STATED PROBLEM :: Using the records below, locate all lines containing "Hizala" and return them.

________________________

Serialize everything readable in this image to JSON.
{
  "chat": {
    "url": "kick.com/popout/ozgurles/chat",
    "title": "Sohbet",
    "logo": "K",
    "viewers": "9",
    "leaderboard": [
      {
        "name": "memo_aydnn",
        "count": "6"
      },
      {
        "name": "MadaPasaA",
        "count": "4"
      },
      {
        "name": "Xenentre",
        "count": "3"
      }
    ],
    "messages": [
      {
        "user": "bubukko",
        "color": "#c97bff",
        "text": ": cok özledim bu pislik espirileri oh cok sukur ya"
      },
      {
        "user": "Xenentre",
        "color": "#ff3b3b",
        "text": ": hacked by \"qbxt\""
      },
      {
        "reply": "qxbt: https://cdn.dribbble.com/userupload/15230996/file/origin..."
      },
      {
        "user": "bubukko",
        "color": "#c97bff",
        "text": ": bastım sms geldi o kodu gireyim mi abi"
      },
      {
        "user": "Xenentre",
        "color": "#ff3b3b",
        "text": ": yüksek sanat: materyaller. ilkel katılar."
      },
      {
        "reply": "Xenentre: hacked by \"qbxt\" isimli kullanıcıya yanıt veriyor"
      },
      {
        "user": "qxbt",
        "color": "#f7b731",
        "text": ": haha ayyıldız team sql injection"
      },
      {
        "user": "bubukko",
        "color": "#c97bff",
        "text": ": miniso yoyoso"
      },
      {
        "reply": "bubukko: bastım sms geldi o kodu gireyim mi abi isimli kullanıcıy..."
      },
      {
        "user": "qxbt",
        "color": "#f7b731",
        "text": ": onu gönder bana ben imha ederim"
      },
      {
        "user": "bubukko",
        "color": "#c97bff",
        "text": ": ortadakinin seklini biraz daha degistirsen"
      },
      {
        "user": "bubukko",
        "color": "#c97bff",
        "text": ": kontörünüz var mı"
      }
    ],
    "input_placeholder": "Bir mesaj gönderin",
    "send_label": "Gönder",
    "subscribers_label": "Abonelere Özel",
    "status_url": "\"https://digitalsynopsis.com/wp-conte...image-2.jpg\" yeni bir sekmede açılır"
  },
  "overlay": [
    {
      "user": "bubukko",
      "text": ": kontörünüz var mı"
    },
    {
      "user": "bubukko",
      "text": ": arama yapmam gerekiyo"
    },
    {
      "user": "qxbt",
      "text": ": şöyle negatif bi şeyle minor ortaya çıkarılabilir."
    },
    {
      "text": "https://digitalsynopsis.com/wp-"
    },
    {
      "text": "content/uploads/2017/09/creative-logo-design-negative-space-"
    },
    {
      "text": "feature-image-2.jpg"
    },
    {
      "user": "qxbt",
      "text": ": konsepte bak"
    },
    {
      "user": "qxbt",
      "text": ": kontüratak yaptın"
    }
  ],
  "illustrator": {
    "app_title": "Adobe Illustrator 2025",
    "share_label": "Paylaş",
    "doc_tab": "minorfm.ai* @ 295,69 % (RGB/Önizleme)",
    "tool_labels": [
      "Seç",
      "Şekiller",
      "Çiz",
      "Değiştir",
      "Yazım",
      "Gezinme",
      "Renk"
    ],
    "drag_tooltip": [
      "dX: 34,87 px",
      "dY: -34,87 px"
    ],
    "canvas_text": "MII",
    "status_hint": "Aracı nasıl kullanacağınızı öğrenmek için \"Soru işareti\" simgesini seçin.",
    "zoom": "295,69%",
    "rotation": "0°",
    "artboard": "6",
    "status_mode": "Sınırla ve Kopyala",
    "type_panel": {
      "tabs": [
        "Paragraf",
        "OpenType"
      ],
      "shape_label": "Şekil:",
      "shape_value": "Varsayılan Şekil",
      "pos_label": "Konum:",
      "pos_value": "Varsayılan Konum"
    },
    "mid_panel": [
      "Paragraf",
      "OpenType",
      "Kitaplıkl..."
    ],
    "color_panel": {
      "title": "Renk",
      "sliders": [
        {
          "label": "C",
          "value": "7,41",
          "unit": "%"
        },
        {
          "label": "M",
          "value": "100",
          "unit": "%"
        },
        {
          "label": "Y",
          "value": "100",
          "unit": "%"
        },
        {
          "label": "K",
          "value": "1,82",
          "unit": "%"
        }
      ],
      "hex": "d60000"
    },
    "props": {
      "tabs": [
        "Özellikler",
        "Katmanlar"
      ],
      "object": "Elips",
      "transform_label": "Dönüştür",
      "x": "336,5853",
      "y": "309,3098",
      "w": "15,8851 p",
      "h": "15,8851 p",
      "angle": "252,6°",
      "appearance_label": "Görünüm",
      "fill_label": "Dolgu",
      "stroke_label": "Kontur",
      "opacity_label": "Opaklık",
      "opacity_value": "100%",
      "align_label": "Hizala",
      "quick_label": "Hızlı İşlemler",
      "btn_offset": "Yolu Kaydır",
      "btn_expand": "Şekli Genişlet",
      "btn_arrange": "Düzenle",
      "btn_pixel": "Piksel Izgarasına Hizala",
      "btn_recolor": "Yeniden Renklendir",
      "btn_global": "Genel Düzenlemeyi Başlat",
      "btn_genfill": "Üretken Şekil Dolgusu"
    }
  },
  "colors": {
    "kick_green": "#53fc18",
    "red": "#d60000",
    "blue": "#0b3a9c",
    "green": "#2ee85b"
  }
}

________________________

OUTPUT OF THE TASK ::
      "align_label": "Hizala",
      "btn_pixel": "Piksel Izgarasına Hizala",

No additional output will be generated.